### Short problem:
Copy every line from the material below that holds "name".

Records excerpted from a collection
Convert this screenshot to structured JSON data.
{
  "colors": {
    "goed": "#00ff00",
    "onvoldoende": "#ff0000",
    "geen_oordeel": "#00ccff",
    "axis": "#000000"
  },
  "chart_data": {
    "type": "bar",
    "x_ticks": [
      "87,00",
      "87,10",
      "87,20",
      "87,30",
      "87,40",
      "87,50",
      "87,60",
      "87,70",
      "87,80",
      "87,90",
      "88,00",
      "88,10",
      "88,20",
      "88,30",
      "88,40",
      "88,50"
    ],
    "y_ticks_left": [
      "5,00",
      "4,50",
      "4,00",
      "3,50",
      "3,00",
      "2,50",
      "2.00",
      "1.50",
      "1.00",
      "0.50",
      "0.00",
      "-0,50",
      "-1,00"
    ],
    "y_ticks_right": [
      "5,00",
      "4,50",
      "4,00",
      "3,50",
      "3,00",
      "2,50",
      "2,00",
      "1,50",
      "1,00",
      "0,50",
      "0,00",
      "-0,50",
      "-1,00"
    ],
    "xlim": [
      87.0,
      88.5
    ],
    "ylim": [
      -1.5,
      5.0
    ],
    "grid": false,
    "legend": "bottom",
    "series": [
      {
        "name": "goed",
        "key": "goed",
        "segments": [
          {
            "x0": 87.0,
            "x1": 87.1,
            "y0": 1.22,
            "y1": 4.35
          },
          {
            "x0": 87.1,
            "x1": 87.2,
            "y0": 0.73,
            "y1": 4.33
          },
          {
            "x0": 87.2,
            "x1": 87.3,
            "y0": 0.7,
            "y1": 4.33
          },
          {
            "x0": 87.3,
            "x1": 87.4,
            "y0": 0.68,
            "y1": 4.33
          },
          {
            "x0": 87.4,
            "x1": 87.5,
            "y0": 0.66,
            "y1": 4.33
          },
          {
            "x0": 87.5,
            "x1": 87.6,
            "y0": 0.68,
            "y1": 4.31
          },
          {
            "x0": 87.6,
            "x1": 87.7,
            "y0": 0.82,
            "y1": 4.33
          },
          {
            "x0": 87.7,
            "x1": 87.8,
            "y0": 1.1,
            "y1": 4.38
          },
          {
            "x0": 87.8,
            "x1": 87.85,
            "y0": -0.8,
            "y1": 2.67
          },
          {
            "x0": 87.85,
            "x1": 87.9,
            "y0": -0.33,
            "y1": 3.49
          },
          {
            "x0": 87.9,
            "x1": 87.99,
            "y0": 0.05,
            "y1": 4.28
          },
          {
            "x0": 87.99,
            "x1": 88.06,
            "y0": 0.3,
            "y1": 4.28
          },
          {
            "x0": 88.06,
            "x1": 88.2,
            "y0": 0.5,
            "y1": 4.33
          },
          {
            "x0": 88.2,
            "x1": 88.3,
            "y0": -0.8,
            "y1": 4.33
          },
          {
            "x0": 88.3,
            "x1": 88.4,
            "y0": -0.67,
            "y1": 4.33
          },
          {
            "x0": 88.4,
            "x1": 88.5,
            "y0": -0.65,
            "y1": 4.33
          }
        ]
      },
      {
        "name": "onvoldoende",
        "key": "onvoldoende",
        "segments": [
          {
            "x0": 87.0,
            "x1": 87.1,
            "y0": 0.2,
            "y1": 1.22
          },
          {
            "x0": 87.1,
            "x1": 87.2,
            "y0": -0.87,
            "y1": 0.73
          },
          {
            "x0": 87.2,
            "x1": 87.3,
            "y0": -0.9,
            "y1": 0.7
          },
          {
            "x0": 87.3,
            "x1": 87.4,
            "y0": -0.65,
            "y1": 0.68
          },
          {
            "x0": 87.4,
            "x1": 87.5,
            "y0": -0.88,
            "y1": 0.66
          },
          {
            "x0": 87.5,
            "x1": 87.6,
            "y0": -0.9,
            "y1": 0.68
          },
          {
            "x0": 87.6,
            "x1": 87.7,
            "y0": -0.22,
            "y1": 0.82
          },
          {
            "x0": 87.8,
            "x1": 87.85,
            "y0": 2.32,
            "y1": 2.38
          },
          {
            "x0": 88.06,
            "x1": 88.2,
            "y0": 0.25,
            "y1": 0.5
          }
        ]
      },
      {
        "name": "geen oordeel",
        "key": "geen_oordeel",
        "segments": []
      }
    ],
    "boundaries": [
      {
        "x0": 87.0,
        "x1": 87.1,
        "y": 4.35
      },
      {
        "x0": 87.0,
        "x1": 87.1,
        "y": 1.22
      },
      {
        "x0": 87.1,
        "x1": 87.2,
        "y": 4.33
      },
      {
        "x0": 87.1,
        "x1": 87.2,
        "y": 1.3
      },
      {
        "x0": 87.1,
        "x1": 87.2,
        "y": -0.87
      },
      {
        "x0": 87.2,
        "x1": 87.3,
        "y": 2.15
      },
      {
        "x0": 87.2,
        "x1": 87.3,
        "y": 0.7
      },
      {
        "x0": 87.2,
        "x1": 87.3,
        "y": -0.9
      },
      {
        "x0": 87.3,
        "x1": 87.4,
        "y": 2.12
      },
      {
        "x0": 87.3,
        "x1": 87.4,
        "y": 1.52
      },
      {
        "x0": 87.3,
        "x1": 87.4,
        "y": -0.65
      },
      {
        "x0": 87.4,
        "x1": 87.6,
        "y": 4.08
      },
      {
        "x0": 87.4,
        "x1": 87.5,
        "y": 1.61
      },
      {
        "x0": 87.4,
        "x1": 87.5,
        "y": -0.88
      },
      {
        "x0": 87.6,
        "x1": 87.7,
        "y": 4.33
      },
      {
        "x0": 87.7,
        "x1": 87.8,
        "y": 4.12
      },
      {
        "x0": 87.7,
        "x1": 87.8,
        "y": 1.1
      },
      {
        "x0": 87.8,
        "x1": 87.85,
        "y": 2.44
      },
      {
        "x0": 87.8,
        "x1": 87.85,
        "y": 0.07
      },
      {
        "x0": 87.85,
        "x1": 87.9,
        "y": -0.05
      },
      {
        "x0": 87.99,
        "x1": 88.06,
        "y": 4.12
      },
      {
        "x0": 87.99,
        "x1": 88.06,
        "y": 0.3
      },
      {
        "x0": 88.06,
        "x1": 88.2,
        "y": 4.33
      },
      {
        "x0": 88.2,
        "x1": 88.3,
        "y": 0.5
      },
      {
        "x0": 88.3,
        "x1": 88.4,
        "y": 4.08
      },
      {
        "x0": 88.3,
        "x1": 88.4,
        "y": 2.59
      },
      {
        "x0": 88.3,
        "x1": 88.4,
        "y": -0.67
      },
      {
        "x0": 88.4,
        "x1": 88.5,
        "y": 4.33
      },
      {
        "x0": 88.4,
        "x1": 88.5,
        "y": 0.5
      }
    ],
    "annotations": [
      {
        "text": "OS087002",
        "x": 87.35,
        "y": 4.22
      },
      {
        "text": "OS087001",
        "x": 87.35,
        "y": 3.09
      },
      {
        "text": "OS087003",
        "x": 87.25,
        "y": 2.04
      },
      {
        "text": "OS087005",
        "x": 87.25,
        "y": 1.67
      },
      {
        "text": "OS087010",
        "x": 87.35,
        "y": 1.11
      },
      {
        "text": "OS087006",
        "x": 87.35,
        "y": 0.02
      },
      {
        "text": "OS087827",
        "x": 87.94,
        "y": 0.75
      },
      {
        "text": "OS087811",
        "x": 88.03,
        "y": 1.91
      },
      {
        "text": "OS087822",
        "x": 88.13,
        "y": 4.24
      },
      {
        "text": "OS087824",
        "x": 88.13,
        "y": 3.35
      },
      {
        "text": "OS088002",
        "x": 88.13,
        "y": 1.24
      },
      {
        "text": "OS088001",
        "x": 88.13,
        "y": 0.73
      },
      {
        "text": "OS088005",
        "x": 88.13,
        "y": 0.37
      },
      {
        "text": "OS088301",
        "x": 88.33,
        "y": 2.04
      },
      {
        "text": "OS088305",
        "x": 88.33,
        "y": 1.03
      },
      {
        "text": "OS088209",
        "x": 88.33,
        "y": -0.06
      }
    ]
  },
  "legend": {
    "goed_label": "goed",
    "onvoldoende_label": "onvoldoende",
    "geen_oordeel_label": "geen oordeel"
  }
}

### The answer:
        "name": "goed",
        "name": "onvoldoende",
        "name": "geen oordeel",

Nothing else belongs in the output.